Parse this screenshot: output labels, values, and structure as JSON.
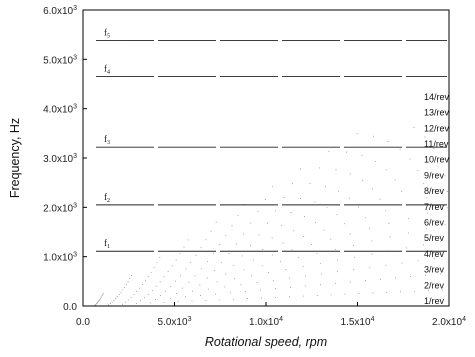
{
  "chart_data": {
    "type": "scatter",
    "xlabel": "Rotational speed, rpm",
    "ylabel": "Frequency, Hz",
    "xlim": [
      0,
      20000
    ],
    "ylim": [
      0,
      6000
    ],
    "x_ticks": [
      {
        "value": 0,
        "mant": "0.0",
        "exp": ""
      },
      {
        "value": 5000,
        "mant": "5.0x10",
        "exp": "3"
      },
      {
        "value": 10000,
        "mant": "1.0x10",
        "exp": "4"
      },
      {
        "value": 15000,
        "mant": "1.5x10",
        "exp": "4"
      },
      {
        "value": 20000,
        "mant": "2.0x10",
        "exp": "4"
      }
    ],
    "y_ticks": [
      {
        "value": 0,
        "mant": "0.0",
        "exp": ""
      },
      {
        "value": 1000,
        "mant": "1.0x10",
        "exp": "3"
      },
      {
        "value": 2000,
        "mant": "2.0x10",
        "exp": "3"
      },
      {
        "value": 3000,
        "mant": "3.0x10",
        "exp": "3"
      },
      {
        "value": 4000,
        "mant": "4.0x10",
        "exp": "3"
      },
      {
        "value": 5000,
        "mant": "5.0x10",
        "exp": "3"
      },
      {
        "value": 6000,
        "mant": "6.0x10",
        "exp": "3"
      }
    ],
    "natural_frequencies": [
      {
        "label": "f",
        "sub": "1",
        "value": 1110
      },
      {
        "label": "f",
        "sub": "2",
        "value": 2050
      },
      {
        "label": "f",
        "sub": "3",
        "value": 3220
      },
      {
        "label": "f",
        "sub": "4",
        "value": 4650
      },
      {
        "label": "f",
        "sub": "5",
        "value": 5380
      }
    ],
    "engine_orders": [
      "1/rev",
      "2/rev",
      "3/rev",
      "4/rev",
      "5/rev",
      "6/rev",
      "7/rev",
      "8/rev",
      "9/rev",
      "10/rev",
      "11/rev",
      "12/rev",
      "13/rev",
      "14/rev"
    ],
    "grid": false,
    "legend": "none",
    "colors": {
      "lines": "#222222",
      "points": "#777777",
      "axes": "#000000"
    }
  }
}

Do this> Transcribe all the lines above exactly, apart from the pictures.

Response to this exercise>
Parse this screenshot: output labels, values, and structure as JSON.
{
  "chart_data": {
    "type": "scatter",
    "xlabel": "Rotational speed, rpm",
    "ylabel": "Frequency, Hz",
    "xlim": [
      0,
      20000
    ],
    "ylim": [
      0,
      6000
    ],
    "x_ticks": [
      {
        "value": 0,
        "mant": "0.0",
        "exp": ""
      },
      {
        "value": 5000,
        "mant": "5.0x10",
        "exp": "3"
      },
      {
        "value": 10000,
        "mant": "1.0x10",
        "exp": "4"
      },
      {
        "value": 15000,
        "mant": "1.5x10",
        "exp": "4"
      },
      {
        "value": 20000,
        "mant": "2.0x10",
        "exp": "4"
      }
    ],
    "y_ticks": [
      {
        "value": 0,
        "mant": "0.0",
        "exp": ""
      },
      {
        "value": 1000,
        "mant": "1.0x10",
        "exp": "3"
      },
      {
        "value": 2000,
        "mant": "2.0x10",
        "exp": "3"
      },
      {
        "value": 3000,
        "mant": "3.0x10",
        "exp": "3"
      },
      {
        "value": 4000,
        "mant": "4.0x10",
        "exp": "3"
      },
      {
        "value": 5000,
        "mant": "5.0x10",
        "exp": "3"
      },
      {
        "value": 6000,
        "mant": "6.0x10",
        "exp": "3"
      }
    ],
    "natural_frequencies": [
      {
        "label": "f",
        "sub": "1",
        "value": 1110
      },
      {
        "label": "f",
        "sub": "2",
        "value": 2050
      },
      {
        "label": "f",
        "sub": "3",
        "value": 3220
      },
      {
        "label": "f",
        "sub": "4",
        "value": 4650
      },
      {
        "label": "f",
        "sub": "5",
        "value": 5380
      }
    ],
    "engine_orders": [
      "1/rev",
      "2/rev",
      "3/rev",
      "4/rev",
      "5/rev",
      "6/rev",
      "7/rev",
      "8/rev",
      "9/rev",
      "10/rev",
      "11/rev",
      "12/rev",
      "13/rev",
      "14/rev"
    ],
    "grid": false,
    "legend": "none",
    "colors": {
      "lines": "#222222",
      "points": "#777777",
      "axes": "#000000"
    }
  }
}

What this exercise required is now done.